++++ Приведенный текст

В 1914 году Архангельский с семьей перебирается в Чернигов, но и здесь молодой поэт продолжает жить интересами прежних лет: он собрал вокруг себя кружок из местных литераторов, получивший название "Камин". Стилизованные под петербургский модерн собрания с чтением стихов у горящего камина заполняли теперь досуг скромного служащего Оценочно-статистического бюро, каким был Архангельский. В их атмосфере и рождались стихи, составившие первый сборник "Черные облака".
В единственной рецензии, подписанной А. Смирновым, были отмечены два главных недостатка стихов: эклектизм и несамостоятельность. Рецензент разложил многие стихотворения по первоисточникам, показав, как мирно соседствует в них влияние А. Ахматовой, А. Блока, Гиппиус с "воспоминанием о Лермонтове". Действительно, главная черта поэта - восприимчивость к чужому слову, и даже излишняя переимчивость для оригинальных стихов оборачивалась утратой индивидуальности. Но в дальнейшем свободное срастание с чужим стилем станет одной из главных причин совершенства его пародий.
В 1919 году Архангельский возвращается в Ейск, где в 1920-1921 годах редактирует местную газету "Известия", являясь не только редактором, но и одним из ее активных сотрудников. Из номера в номер следуют его статьи, заметки и корреспонденции, помещенные как за собственной подписью, так и под псевдонимами. Здесь же были опубликованы его политические фельетоны в стихах- "Митинг в Крыму", "Кого выбирать в Советы?" и др. Наряду с журналистской деятельностью Архангельский продолжает писать лирические стихи, которые вошли в коллективный сборник "Конь и лани". Новые стихи уже свободны от всяких связей с символизмом, но теперь в них без труда угадывается подражание Маяковскому. Не успев изжить одно влияние, он подпадает под другое, более современное.

++++++++
++++ Набор записей

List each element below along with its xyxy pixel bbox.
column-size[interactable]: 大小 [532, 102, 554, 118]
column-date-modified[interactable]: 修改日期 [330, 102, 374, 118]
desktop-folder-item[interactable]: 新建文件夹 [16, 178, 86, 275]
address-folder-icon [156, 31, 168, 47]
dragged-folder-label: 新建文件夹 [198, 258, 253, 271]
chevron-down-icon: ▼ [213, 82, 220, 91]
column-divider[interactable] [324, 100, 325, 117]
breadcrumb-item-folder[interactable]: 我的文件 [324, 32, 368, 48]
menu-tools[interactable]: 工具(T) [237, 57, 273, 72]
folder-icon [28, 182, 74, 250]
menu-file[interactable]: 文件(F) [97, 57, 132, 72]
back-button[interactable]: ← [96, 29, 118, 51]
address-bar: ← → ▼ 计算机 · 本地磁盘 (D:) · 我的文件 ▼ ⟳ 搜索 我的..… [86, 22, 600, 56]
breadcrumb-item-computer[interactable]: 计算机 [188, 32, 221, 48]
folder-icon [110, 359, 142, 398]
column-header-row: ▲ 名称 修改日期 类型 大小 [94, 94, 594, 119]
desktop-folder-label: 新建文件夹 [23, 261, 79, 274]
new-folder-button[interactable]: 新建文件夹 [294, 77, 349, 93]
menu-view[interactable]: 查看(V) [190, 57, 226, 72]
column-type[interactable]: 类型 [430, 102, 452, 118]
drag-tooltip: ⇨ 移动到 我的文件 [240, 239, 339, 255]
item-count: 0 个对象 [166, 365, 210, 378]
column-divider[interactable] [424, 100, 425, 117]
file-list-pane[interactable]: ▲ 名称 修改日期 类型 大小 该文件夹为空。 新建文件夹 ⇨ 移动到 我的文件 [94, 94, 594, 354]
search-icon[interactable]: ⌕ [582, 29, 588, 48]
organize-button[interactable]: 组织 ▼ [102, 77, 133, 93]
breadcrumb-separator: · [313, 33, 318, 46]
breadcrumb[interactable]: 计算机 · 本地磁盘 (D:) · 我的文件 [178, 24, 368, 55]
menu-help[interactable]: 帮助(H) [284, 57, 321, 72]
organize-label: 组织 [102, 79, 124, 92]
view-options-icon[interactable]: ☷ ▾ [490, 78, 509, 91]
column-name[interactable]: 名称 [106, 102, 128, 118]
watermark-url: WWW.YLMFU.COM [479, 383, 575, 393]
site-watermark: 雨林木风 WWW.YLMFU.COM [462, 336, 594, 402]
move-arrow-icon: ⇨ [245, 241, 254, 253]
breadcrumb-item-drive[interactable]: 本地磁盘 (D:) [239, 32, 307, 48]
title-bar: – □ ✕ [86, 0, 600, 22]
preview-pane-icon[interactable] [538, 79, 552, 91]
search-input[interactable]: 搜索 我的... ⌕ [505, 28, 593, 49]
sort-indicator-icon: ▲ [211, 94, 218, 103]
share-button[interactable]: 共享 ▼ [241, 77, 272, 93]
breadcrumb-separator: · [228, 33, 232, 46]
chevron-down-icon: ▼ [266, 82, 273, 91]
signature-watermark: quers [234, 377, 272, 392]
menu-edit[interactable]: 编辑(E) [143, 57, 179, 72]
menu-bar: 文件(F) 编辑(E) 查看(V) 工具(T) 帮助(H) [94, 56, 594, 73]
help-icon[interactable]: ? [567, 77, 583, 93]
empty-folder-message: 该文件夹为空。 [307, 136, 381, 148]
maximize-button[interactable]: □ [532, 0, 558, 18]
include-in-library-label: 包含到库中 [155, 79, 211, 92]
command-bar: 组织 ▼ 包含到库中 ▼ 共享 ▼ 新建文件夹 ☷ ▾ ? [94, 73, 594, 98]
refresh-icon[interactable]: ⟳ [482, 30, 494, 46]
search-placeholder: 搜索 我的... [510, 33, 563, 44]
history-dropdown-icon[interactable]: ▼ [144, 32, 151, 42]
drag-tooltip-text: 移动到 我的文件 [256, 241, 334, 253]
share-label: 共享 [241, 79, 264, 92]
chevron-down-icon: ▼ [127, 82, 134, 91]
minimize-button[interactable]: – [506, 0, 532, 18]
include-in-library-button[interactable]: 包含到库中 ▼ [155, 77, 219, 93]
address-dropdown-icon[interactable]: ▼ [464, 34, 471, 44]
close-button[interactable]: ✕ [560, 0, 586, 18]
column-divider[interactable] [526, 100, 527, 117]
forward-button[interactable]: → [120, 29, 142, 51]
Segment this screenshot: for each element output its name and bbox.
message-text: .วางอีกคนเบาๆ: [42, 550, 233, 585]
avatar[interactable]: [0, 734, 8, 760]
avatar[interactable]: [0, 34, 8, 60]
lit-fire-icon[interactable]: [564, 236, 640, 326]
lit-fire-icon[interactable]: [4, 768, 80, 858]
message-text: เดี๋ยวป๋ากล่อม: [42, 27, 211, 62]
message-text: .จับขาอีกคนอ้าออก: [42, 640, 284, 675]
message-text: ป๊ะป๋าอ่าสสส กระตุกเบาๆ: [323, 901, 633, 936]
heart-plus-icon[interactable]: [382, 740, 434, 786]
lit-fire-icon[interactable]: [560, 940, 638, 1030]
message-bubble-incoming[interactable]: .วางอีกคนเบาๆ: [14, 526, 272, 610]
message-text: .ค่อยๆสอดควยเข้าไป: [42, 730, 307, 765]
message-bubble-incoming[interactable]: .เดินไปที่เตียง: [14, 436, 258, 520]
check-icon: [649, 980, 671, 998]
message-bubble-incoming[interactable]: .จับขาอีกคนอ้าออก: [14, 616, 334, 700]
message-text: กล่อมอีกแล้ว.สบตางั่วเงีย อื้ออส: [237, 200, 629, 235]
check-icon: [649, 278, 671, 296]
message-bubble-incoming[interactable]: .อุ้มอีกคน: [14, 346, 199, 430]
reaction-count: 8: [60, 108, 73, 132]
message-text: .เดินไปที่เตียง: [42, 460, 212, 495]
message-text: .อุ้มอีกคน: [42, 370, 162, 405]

++++++++

## Задание 1
Какое название получил литературный кружок, который Архангельский собрал вокруг себя в Чернигове, согласно тексту об Архангельском?
## Задание 2
Отредактируйте фрагмент текста об Архангельском: начните со слов «В единственной рецензии, подписанной» и закончите после слов «совершенства его пародий.», заменив «эклектизм» на «подражательность».
## Задание 3
Продолжите текст об Архангельском с того места, где он заканчивается.

## Ответ 1
«Камин».

## Ответ 2
В единственной рецензии, подписанной А. Смирновым, были отмечены два главных недостатка стихов: подражательность и несамостоятельность. Рецензент разложил многие стихотворения по первоисточникам, показав, как мирно соседствует в них влияние А. Ахматовой, А. Блока, Гиппиус с "воспоминанием о Лермонтове". Действительно, главная черта поэта - восприимчивость к чужому слову, и даже излишняя переимчивость для оригинальных стихов оборачивалась утратой индивидуальности. Но в дальнейшем свободное срастание с чужим стилем станет одной из главных причин совершенства его пародий.

## Ответ 3
Сборник "Конь и лани" дает уже серьезные основания считать, что если Архангельский-поэт и обладает талантом, то это талант имитатора и стилизатора. Он не столько пишет свои стихи, сколько переписывает чужие: тень Маяковского угадывается за большинством его произведений того периода:
Когда я умру, дорогие, не плачьте. Не надо надоевшей слезливой чепухи, Но белый флаг над могилой повесьте на мачте, Вместо панихиды пусть прочитают стихи.
Пусть оратор (но кратко!) пришедшим скажет, Что тут похоронен веселый поэт, Случайно захвативший на пляже Вместо книги стихов - пистолет...
Не ищите в смерти ни слабость, ни силу, В сознании сделано это иль в слепоте. Но пусть весной на мою могилу Приходят влюбленные зачинать детей.
Тон непонятного пророка, деловито отдающего распоряжения по своим похоронам, в сочетании с неожиданной концовкой создает комический эффект. Пытаясь выдать чужие художественные достижения за оригинальное творчество, Архангельский был обречен носить звание эпигона. Не случайно у него часто возникали сомнения в правильности избранного пути:
Устал я скитаться бродягой, Последнее счастье искать, Склонясь по ночам над бумагой, Ненужным стихом истекать.
Эти сомнения, видимо, и объясняют новый поворот жизненного пути. В январе 1922 года Архангельский едет в Москву делегатом на Всероссийский съезд РОСТа. В Ейск он уже не возвращается, а поступает работать после съезда в только что основанную московскую "Рабочую газету". Журналистская деятельность увлекает его. "Очень много приходится работать, - пишет он жене, - весь день в разъездах и ходьбе. Устаю физически, но душевно бодр. Передо мной проходит масса людей, фабрики, заводы. Завел много знакомств с рабочими. Это интересно".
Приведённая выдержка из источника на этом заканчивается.